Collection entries
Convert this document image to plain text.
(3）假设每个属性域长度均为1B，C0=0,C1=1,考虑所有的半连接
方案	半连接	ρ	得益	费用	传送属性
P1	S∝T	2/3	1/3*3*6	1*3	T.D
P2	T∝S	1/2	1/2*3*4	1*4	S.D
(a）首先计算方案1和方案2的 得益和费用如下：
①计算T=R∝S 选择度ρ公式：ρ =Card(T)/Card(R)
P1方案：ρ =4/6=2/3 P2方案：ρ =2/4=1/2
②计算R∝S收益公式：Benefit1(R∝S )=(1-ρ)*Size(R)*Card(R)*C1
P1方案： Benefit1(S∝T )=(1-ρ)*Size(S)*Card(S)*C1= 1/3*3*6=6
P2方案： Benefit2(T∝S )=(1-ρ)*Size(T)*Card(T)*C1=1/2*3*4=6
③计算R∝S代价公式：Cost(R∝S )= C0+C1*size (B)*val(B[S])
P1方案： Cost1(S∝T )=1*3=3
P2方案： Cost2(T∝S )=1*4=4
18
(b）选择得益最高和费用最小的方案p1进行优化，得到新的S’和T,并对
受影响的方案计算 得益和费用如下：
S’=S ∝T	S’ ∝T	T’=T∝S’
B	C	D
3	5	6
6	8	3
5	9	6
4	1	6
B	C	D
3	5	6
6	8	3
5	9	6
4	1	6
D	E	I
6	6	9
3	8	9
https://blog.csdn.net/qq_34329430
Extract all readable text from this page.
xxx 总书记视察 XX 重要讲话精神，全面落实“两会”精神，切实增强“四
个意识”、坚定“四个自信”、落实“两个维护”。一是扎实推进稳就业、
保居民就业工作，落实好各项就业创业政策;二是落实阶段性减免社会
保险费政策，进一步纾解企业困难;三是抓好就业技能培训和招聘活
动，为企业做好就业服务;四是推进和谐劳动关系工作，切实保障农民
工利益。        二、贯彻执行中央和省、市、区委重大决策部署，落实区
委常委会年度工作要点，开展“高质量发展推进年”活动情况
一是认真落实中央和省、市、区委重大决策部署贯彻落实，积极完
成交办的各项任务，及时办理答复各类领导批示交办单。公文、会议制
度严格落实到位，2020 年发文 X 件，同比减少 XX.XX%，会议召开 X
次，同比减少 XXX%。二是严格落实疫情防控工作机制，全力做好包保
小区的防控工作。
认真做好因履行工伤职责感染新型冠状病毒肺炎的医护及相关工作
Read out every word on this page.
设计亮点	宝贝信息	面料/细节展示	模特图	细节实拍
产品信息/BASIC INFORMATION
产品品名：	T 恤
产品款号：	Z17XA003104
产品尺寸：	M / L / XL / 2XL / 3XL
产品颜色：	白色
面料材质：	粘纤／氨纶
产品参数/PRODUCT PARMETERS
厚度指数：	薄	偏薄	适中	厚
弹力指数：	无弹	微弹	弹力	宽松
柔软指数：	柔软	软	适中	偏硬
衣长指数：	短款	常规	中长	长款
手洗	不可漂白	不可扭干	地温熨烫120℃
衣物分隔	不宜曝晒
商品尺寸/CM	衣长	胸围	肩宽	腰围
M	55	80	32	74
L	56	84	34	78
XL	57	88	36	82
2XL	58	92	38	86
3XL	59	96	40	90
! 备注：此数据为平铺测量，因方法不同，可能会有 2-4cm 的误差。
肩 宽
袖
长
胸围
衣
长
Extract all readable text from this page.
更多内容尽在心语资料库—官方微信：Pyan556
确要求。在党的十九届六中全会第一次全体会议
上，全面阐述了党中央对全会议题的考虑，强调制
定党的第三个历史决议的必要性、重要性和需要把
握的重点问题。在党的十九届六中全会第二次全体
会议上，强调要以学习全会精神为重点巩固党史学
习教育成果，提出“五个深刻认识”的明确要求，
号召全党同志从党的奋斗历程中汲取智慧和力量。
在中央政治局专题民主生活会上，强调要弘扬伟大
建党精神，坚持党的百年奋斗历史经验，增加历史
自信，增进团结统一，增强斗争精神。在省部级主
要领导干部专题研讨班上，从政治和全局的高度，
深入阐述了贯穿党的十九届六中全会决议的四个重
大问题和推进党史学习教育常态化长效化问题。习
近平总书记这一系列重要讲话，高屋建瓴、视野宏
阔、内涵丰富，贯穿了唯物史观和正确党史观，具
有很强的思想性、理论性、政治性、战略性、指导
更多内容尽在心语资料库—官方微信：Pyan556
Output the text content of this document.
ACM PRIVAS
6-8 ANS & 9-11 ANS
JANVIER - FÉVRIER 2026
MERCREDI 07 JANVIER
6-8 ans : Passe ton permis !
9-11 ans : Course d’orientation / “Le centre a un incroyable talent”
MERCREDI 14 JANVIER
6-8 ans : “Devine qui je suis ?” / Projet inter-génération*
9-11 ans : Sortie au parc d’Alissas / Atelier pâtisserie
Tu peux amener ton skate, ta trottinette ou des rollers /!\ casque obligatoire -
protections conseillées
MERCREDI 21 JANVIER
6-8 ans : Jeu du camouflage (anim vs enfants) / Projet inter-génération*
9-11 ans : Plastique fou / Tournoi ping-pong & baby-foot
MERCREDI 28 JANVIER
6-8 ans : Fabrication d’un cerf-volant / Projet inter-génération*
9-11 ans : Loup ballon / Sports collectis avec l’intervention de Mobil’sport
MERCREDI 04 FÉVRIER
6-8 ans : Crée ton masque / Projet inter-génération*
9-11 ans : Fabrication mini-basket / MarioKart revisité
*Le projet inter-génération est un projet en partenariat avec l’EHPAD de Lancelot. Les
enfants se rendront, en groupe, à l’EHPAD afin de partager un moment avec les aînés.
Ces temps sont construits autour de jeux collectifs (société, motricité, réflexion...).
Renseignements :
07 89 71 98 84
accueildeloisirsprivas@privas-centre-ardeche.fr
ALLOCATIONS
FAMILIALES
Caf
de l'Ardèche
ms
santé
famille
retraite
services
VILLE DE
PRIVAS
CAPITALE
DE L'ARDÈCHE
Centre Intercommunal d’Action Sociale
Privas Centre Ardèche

What you will do: Write out all the lines again, exactly as they are.

Correct output:
Convert this document image to plain text.
(3）假设每个属性域长度均为1B，C0=0,C1=1,考虑所有的半连接
方案	半连接	ρ	得益	费用	传送属性
P1	S∝T	2/3	1/3*3*6	1*3	T.D
P2	T∝S	1/2	1/2*3*4	1*4	S.D
(a）首先计算方案1和方案2的 得益和费用如下：
①计算T=R∝S 选择度ρ公式：ρ =Card(T)/Card(R)
P1方案：ρ =4/6=2/3 P2方案：ρ =2/4=1/2
②计算R∝S收益公式：Benefit1(R∝S )=(1-ρ)*Size(R)*Card(R)*C1
P1方案： Benefit1(S∝T )=(1-ρ)*Size(S)*Card(S)*C1= 1/3*3*6=6
P2方案： Benefit2(T∝S )=(1-ρ)*Size(T)*Card(T)*C1=1/2*3*4=6
③计算R∝S代价公式：Cost(R∝S )= C0+C1*size (B)*val(B[S])
P1方案： Cost1(S∝T )=1*3=3
P2方案： Cost2(T∝S )=1*4=4
18
(b）选择得益最高和费用最小的方案p1进行优化，得到新的S’和T,并对
受影响的方案计算 得益和费用如下：
S’=S ∝T	S’ ∝T	T’=T∝S’
B	C	D
3	5	6
6	8	3
5	9	6
4	1	6
B	C	D
3	5	6
6	8	3
5	9	6
4	1	6
D	E	I
6	6	9
3	8	9
https://blog.csdn.net/qq_34329430
Extract all readable text from this page.
xxx 总书记视察 XX 重要讲话精神，全面落实“两会”精神，切实增强“四
个意识”、坚定“四个自信”、落实“两个维护”。一是扎实推进稳就业、
保居民就业工作，落实好各项就业创业政策;二是落实阶段性减免社会
保险费政策，进一步纾解企业困难;三是抓好就业技能培训和招聘活
动，为企业做好就业服务;四是推进和谐劳动关系工作，切实保障农民
工利益。        二、贯彻执行中央和省、市、区委重大决策部署，落实区
委常委会年度工作要点，开展“高质量发展推进年”活动情况
一是认真落实中央和省、市、区委重大决策部署贯彻落实，积极完
成交办的各项任务，及时办理答复各类领导批示交办单。公文、会议制
度严格落实到位，2020 年发文 X 件，同比减少 XX.XX%，会议召开 X
次，同比减少 XXX%。二是严格落实疫情防控工作机制，全力做好包保
小区的防控工作。
认真做好因履行工伤职责感染新型冠状病毒肺炎的医护及相关工作
Read out every word on this page.
设计亮点	宝贝信息	面料/细节展示	模特图	细节实拍
产品信息/BASIC INFORMATION
产品品名：	T 恤
产品款号：	Z17XA003104
产品尺寸：	M / L / XL / 2XL / 3XL
产品颜色：	白色
面料材质：	粘纤／氨纶
产品参数/PRODUCT PARMETERS
厚度指数：	薄	偏薄	适中	厚
弹力指数：	无弹	微弹	弹力	宽松
柔软指数：	柔软	软	适中	偏硬
衣长指数：	短款	常规	中长	长款
手洗	不可漂白	不可扭干	地温熨烫120℃
衣物分隔	不宜曝晒
商品尺寸/CM	衣长	胸围	肩宽	腰围
M	55	80	32	74
L	56	84	34	78
XL	57	88	36	82
2XL	58	92	38	86
3XL	59	96	40	90
! 备注：此数据为平铺测量，因方法不同，可能会有 2-4cm 的误差。
肩 宽
袖
长
胸围
衣
长
Extract all readable text from this page.
更多内容尽在心语资料库—官方微信：Pyan556
确要求。在党的十九届六中全会第一次全体会议
上，全面阐述了党中央对全会议题的考虑，强调制
定党的第三个历史决议的必要性、重要性和需要把
握的重点问题。在党的十九届六中全会第二次全体
会议上，强调要以学习全会精神为重点巩固党史学
习教育成果，提出“五个深刻认识”的明确要求，
号召全党同志从党的奋斗历程中汲取智慧和力量。
在中央政治局专题民主生活会上，强调要弘扬伟大
建党精神，坚持党的百年奋斗历史经验，增加历史
自信，增进团结统一，增强斗争精神。在省部级主
要领导干部专题研讨班上，从政治和全局的高度，
深入阐述了贯穿党的十九届六中全会决议的四个重
大问题和推进党史学习教育常态化长效化问题。习
近平总书记这一系列重要讲话，高屋建瓴、视野宏
阔、内涵丰富，贯穿了唯物史观和正确党史观，具
有很强的思想性、理论性、政治性、战略性、指导
更多内容尽在心语资料库—官方微信：Pyan556
Output the text content of this document.
ACM PRIVAS
6-8 ANS & 9-11 ANS
JANVIER - FÉVRIER 2026
MERCREDI 07 JANVIER
6-8 ans : Passe ton permis !
9-11 ans : Course d’orientation / “Le centre a un incroyable talent”
MERCREDI 14 JANVIER
6-8 ans : “Devine qui je suis ?” / Projet inter-génération*
9-11 ans : Sortie au parc d’Alissas / Atelier pâtisserie
Tu peux amener ton skate, ta trottinette ou des rollers /!\ casque obligatoire -
protections conseillées
MERCREDI 21 JANVIER
6-8 ans : Jeu du camouflage (anim vs enfants) / Projet inter-génération*
9-11 ans : Plastique fou / Tournoi ping-pong & baby-foot
MERCREDI 28 JANVIER
6-8 ans : Fabrication d’un cerf-volant / Projet inter-génération*
9-11 ans : Loup ballon / Sports collectis avec l’intervention de Mobil’sport
MERCREDI 04 FÉVRIER
6-8 ans : Crée ton masque / Projet inter-génération*
9-11 ans : Fabrication mini-basket / MarioKart revisité
*Le projet inter-génération est un projet en partenariat avec l’EHPAD de Lancelot. Les
enfants se rendront, en groupe, à l’EHPAD afin de partager un moment avec les aînés.
Ces temps sont construits autour de jeux collectifs (société, motricité, réflexion...).
Renseignements :
07 89 71 98 84
accueildeloisirsprivas@privas-centre-ardeche.fr
ALLOCATIONS
FAMILIALES
Caf
de l'Ardèche
ms
santé
famille
retraite
services
VILLE DE
PRIVAS
CAPITALE
DE L'ARDÈCHE
Centre Intercommunal d’Action Sociale
Privas Centre Ardèche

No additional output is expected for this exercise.